■ Saved data entries
☆ ☆ ☆ ☆
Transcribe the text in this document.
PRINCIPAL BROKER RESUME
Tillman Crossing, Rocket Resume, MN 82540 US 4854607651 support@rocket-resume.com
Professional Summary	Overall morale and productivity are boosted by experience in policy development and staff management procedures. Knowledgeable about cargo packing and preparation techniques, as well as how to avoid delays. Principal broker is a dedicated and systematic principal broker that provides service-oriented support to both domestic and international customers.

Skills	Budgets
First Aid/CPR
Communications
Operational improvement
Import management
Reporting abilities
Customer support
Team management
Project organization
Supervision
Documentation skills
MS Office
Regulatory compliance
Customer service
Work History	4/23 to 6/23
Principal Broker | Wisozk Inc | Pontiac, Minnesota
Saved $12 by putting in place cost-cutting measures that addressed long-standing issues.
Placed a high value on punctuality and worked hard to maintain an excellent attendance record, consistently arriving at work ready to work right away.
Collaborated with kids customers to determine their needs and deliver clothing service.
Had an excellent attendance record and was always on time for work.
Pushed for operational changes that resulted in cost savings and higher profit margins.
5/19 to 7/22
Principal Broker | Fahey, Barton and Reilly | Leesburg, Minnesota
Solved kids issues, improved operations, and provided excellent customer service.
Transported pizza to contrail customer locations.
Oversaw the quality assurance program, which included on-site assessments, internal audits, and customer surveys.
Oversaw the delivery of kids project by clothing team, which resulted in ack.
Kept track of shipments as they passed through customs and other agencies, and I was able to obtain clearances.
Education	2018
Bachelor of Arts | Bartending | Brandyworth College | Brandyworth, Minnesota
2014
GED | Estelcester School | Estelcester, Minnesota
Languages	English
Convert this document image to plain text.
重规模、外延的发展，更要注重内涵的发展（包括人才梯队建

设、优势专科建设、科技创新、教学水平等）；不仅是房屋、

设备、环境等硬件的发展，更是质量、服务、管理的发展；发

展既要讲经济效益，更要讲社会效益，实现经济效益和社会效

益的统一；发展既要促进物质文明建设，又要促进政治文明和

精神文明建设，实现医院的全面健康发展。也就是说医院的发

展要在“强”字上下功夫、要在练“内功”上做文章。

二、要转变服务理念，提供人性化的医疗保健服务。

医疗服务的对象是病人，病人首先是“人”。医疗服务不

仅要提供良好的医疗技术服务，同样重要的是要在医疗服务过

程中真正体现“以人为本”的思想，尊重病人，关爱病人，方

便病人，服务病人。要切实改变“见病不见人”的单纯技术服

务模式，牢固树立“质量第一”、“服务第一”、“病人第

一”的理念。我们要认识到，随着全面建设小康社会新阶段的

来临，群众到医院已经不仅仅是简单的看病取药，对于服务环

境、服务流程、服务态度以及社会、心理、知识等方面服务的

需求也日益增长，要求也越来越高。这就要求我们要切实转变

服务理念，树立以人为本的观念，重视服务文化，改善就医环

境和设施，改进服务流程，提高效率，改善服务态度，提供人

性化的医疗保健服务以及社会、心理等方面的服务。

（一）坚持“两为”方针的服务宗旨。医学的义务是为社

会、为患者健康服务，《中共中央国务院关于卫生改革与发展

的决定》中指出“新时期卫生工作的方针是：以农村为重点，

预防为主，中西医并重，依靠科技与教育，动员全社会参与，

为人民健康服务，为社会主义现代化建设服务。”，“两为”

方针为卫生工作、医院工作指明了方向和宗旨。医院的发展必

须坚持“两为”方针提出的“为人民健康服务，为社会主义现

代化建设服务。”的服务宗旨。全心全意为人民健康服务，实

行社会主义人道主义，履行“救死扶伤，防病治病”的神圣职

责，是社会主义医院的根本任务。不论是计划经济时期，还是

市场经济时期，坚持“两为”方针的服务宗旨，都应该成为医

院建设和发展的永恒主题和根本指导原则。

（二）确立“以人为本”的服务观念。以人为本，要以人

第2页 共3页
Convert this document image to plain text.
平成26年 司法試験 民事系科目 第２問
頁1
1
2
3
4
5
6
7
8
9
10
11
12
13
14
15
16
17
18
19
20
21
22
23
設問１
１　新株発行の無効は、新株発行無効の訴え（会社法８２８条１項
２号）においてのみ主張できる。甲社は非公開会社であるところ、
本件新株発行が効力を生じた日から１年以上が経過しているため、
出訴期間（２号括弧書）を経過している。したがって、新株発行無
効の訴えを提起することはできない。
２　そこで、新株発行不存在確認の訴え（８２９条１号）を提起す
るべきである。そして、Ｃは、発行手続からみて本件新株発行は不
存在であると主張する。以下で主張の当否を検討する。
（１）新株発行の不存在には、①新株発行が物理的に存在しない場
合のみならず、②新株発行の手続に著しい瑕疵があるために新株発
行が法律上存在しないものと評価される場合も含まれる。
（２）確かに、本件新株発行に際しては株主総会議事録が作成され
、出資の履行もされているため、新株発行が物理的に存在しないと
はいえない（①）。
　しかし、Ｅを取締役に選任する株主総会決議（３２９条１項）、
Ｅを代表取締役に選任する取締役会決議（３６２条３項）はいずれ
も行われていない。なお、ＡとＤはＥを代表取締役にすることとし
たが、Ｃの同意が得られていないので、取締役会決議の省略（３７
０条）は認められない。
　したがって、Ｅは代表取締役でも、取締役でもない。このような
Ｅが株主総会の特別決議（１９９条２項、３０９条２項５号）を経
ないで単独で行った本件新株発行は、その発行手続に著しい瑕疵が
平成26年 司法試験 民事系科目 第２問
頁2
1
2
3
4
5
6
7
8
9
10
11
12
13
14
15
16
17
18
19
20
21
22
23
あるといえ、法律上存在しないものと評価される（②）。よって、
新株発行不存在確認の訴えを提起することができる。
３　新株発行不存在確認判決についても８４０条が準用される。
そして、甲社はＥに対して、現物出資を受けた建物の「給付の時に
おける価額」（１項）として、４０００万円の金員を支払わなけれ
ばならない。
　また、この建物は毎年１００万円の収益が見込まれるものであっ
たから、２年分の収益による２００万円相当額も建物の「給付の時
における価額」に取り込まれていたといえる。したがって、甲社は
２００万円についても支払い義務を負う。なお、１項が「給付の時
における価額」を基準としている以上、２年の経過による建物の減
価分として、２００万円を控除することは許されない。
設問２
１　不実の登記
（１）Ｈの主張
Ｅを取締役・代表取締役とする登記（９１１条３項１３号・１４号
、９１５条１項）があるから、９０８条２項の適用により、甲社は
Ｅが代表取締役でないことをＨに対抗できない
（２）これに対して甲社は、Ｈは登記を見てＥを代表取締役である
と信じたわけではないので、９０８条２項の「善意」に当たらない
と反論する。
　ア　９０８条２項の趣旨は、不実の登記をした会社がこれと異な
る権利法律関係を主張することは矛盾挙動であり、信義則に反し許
☆ ☆ ☆ ☆
■ SET PROBLEM
State how many lines of the data include the word "management", with nothing else.

■ SOLUTION TO THE EXERCISE
3